- **Given entries**
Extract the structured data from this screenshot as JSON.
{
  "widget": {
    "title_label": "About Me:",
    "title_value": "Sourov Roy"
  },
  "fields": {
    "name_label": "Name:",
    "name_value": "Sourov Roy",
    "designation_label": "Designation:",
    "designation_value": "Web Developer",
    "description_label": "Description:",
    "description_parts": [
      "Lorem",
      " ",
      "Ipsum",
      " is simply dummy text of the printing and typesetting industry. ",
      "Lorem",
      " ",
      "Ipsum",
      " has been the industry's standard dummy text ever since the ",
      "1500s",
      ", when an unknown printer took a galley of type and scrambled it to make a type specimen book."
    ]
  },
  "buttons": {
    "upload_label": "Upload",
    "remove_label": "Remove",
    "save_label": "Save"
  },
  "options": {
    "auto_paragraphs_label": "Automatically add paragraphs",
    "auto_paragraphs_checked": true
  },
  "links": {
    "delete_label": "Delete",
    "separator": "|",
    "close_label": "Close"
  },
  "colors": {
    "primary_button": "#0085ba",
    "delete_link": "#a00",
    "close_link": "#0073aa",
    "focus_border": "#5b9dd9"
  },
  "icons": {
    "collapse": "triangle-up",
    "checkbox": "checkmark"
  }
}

- **Directions for this task**
Set down the material above again, word for word.

- **Output for this exercise**
Extract the structured data from this screenshot as JSON.
{
  "widget": {
    "title_label": "About Me:",
    "title_value": "Sourov Roy"
  },
  "fields": {
    "name_label": "Name:",
    "name_value": "Sourov Roy",
    "designation_label": "Designation:",
    "designation_value": "Web Developer",
    "description_label": "Description:",
    "description_parts": [
      "Lorem",
      " ",
      "Ipsum",
      " is simply dummy text of the printing and typesetting industry. ",
      "Lorem",
      " ",
      "Ipsum",
      " has been the industry's standard dummy text ever since the ",
      "1500s",
      ", when an unknown printer took a galley of type and scrambled it to make a type specimen book."
    ]
  },
  "buttons": {
    "upload_label": "Upload",
    "remove_label": "Remove",
    "save_label": "Save"
  },
  "options": {
    "auto_paragraphs_label": "Automatically add paragraphs",
    "auto_paragraphs_checked": true
  },
  "links": {
    "delete_label": "Delete",
    "separator": "|",
    "close_label": "Close"
  },
  "colors": {
    "primary_button": "#0085ba",
    "delete_link": "#a00",
    "close_link": "#0073aa",
    "focus_border": "#5b9dd9"
  },
  "icons": {
    "collapse": "triangle-up",
    "checkbox": "checkmark"
  }
}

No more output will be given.